Quote every entry word for word.

───── Task inputs

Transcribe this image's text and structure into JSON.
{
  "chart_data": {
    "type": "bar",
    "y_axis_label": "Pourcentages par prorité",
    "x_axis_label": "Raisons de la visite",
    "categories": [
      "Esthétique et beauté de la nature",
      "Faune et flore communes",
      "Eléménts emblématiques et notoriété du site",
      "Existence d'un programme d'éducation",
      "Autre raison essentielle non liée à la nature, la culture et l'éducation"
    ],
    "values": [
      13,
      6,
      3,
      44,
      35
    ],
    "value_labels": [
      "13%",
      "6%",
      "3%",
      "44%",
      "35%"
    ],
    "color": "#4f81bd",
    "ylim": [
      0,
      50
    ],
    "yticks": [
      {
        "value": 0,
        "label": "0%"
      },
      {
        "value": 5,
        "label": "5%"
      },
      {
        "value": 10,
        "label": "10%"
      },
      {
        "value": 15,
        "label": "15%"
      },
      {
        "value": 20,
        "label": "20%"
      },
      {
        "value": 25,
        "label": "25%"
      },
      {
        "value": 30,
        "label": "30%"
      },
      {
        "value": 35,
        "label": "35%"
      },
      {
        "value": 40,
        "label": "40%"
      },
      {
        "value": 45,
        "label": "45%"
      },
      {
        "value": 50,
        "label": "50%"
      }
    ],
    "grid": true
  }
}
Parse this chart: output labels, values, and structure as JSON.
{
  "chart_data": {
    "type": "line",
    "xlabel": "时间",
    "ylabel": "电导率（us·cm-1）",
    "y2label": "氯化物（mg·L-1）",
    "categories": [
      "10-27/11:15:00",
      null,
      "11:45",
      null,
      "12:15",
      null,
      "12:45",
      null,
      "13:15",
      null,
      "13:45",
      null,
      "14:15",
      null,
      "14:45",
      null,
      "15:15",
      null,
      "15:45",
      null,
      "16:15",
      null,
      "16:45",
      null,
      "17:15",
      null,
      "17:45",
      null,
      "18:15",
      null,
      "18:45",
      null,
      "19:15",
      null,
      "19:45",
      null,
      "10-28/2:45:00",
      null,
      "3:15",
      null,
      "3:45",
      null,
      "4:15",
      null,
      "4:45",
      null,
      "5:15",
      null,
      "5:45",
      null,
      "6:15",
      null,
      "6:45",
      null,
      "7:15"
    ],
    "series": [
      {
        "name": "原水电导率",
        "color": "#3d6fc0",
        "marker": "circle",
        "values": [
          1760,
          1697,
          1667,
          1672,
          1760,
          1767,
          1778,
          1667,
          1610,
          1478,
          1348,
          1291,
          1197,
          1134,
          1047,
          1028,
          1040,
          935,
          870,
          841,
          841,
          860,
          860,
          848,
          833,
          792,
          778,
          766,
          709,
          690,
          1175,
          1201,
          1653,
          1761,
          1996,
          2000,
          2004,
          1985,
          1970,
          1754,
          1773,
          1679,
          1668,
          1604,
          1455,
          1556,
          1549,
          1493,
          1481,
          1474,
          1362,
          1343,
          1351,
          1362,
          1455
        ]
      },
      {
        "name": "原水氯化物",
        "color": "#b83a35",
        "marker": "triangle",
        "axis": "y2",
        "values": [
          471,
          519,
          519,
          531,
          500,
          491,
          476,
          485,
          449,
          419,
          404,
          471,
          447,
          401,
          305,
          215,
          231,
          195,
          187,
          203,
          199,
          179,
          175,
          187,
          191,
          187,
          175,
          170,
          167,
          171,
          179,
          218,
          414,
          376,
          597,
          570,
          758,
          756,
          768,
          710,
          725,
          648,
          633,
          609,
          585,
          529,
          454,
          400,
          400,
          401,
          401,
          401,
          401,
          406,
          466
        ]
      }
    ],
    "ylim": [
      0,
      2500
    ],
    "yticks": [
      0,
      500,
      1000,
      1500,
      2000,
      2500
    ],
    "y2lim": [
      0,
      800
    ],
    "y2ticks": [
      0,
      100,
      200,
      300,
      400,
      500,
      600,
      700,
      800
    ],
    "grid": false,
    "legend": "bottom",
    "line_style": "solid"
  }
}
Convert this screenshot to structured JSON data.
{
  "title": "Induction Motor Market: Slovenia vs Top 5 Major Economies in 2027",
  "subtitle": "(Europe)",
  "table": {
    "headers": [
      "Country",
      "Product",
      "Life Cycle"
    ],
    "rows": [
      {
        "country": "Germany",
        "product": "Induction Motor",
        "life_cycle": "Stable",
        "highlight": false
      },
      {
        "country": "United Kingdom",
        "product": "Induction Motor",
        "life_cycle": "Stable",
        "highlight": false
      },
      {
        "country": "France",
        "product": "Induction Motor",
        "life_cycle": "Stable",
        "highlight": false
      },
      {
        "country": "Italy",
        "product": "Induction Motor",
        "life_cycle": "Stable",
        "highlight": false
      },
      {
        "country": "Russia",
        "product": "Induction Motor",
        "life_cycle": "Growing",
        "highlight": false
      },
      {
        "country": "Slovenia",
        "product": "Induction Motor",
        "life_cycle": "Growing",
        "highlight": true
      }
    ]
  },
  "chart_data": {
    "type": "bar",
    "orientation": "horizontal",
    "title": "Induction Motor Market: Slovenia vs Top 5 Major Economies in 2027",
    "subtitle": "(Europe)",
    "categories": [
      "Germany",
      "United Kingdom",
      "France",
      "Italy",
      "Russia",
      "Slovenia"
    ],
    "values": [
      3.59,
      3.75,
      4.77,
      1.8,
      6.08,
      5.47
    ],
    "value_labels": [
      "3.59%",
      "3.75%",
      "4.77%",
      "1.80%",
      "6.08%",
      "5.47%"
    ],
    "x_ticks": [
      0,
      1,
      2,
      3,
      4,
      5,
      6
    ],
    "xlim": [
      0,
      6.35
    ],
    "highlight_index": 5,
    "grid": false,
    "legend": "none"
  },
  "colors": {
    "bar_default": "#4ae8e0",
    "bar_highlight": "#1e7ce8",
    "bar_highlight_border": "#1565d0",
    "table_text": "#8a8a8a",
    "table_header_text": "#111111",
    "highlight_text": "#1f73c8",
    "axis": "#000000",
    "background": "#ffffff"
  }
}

──────────

Result –
Transcribe this image's text and structure into JSON.
{
  "chart_data": {
    "type": "bar",
    "y_axis_label": "Pourcentages par prorité",
    "x_axis_label": "Raisons de la visite",
    "categories": [
      "Esthétique et beauté de la nature",
      "Faune et flore communes",
      "Eléménts emblématiques et notoriété du site",
      "Existence d'un programme d'éducation",
      "Autre raison essentielle non liée à la nature, la culture et l'éducation"
    ],
    "values": [
      13,
      6,
      3,
      44,
      35
    ],
    "value_labels": [
      "13%",
      "6%",
      "3%",
      "44%",
      "35%"
    ],
    "color": "#4f81bd",
    "ylim": [
      0,
      50
    ],
    "yticks": [
      {
        "value": 0,
        "label": "0%"
      },
      {
        "value": 5,
        "label": "5%"
      },
      {
        "value": 10,
        "label": "10%"
      },
      {
        "value": 15,
        "label": "15%"
      },
      {
        "value": 20,
        "label": "20%"
      },
      {
        "value": 25,
        "label": "25%"
      },
      {
        "value": 30,
        "label": "30%"
      },
      {
        "value": 35,
        "label": "35%"
      },
      {
        "value": 40,
        "label": "40%"
      },
      {
        "value": 45,
        "label": "45%"
      },
      {
        "value": 50,
        "label": "50%"
      }
    ],
    "grid": true
  }
}
Parse this chart: output labels, values, and structure as JSON.
{
  "chart_data": {
    "type": "line",
    "xlabel": "时间",
    "ylabel": "电导率（us·cm-1）",
    "y2label": "氯化物（mg·L-1）",
    "categories": [
      "10-27/11:15:00",
      null,
      "11:45",
      null,
      "12:15",
      null,
      "12:45",
      null,
      "13:15",
      null,
      "13:45",
      null,
      "14:15",
      null,
      "14:45",
      null,
      "15:15",
      null,
      "15:45",
      null,
      "16:15",
      null,
      "16:45",
      null,
      "17:15",
      null,
      "17:45",
      null,
      "18:15",
      null,
      "18:45",
      null,
      "19:15",
      null,
      "19:45",
      null,
      "10-28/2:45:00",
      null,
      "3:15",
      null,
      "3:45",
      null,
      "4:15",
      null,
      "4:45",
      null,
      "5:15",
      null,
      "5:45",
      null,
      "6:15",
      null,
      "6:45",
      null,
      "7:15"
    ],
    "series": [
      {
        "name": "原水电导率",
        "color": "#3d6fc0",
        "marker": "circle",
        "values": [
          1760,
          1697,
          1667,
          1672,
          1760,
          1767,
          1778,
          1667,
          1610,
          1478,
          1348,
          1291,
          1197,
          1134,
          1047,
          1028,
          1040,
          935,
          870,
          841,
          841,
          860,
          860,
          848,
          833,
          792,
          778,
          766,
          709,
          690,
          1175,
          1201,
          1653,
          1761,
          1996,
          2000,
          2004,
          1985,
          1970,
          1754,
          1773,
          1679,
          1668,
          1604,
          1455,
          1556,
          1549,
          1493,
          1481,
          1474,
          1362,
          1343,
          1351,
          1362,
          1455
        ]
      },
      {
        "name": "原水氯化物",
        "color": "#b83a35",
        "marker": "triangle",
        "axis": "y2",
        "values": [
          471,
          519,
          519,
          531,
          500,
          491,
          476,
          485,
          449,
          419,
          404,
          471,
          447,
          401,
          305,
          215,
          231,
          195,
          187,
          203,
          199,
          179,
          175,
          187,
          191,
          187,
          175,
          170,
          167,
          171,
          179,
          218,
          414,
          376,
          597,
          570,
          758,
          756,
          768,
          710,
          725,
          648,
          633,
          609,
          585,
          529,
          454,
          400,
          400,
          401,
          401,
          401,
          401,
          406,
          466
        ]
      }
    ],
    "ylim": [
      0,
      2500
    ],
    "yticks": [
      0,
      500,
      1000,
      1500,
      2000,
      2500
    ],
    "y2lim": [
      0,
      800
    ],
    "y2ticks": [
      0,
      100,
      200,
      300,
      400,
      500,
      600,
      700,
      800
    ],
    "grid": false,
    "legend": "bottom",
    "line_style": "solid"
  }
}
Convert this screenshot to structured JSON data.
{
  "title": "Induction Motor Market: Slovenia vs Top 5 Major Economies in 2027",
  "subtitle": "(Europe)",
  "table": {
    "headers": [
      "Country",
      "Product",
      "Life Cycle"
    ],
    "rows": [
      {
        "country": "Germany",
        "product": "Induction Motor",
        "life_cycle": "Stable",
        "highlight": false
      },
      {
        "country": "United Kingdom",
        "product": "Induction Motor",
        "life_cycle": "Stable",
        "highlight": false
      },
      {
        "country": "France",
        "product": "Induction Motor",
        "life_cycle": "Stable",
        "highlight": false
      },
      {
        "country": "Italy",
        "product": "Induction Motor",
        "life_cycle": "Stable",
        "highlight": false
      },
      {
        "country": "Russia",
        "product": "Induction Motor",
        "life_cycle": "Growing",
        "highlight": false
      },
      {
        "country": "Slovenia",
        "product": "Induction Motor",
        "life_cycle": "Growing",
        "highlight": true
      }
    ]
  },
  "chart_data": {
    "type": "bar",
    "orientation": "horizontal",
    "title": "Induction Motor Market: Slovenia vs Top 5 Major Economies in 2027",
    "subtitle": "(Europe)",
    "categories": [
      "Germany",
      "United Kingdom",
      "France",
      "Italy",
      "Russia",
      "Slovenia"
    ],
    "values": [
      3.59,
      3.75,
      4.77,
      1.8,
      6.08,
      5.47
    ],
    "value_labels": [
      "3.59%",
      "3.75%",
      "4.77%",
      "1.80%",
      "6.08%",
      "5.47%"
    ],
    "x_ticks": [
      0,
      1,
      2,
      3,
      4,
      5,
      6
    ],
    "xlim": [
      0,
      6.35
    ],
    "highlight_index": 5,
    "grid": false,
    "legend": "none"
  },
  "colors": {
    "bar_default": "#4ae8e0",
    "bar_highlight": "#1e7ce8",
    "bar_highlight_border": "#1565d0",
    "table_text": "#8a8a8a",
    "table_header_text": "#111111",
    "highlight_text": "#1f73c8",
    "axis": "#000000",
    "background": "#ffffff"
  }
}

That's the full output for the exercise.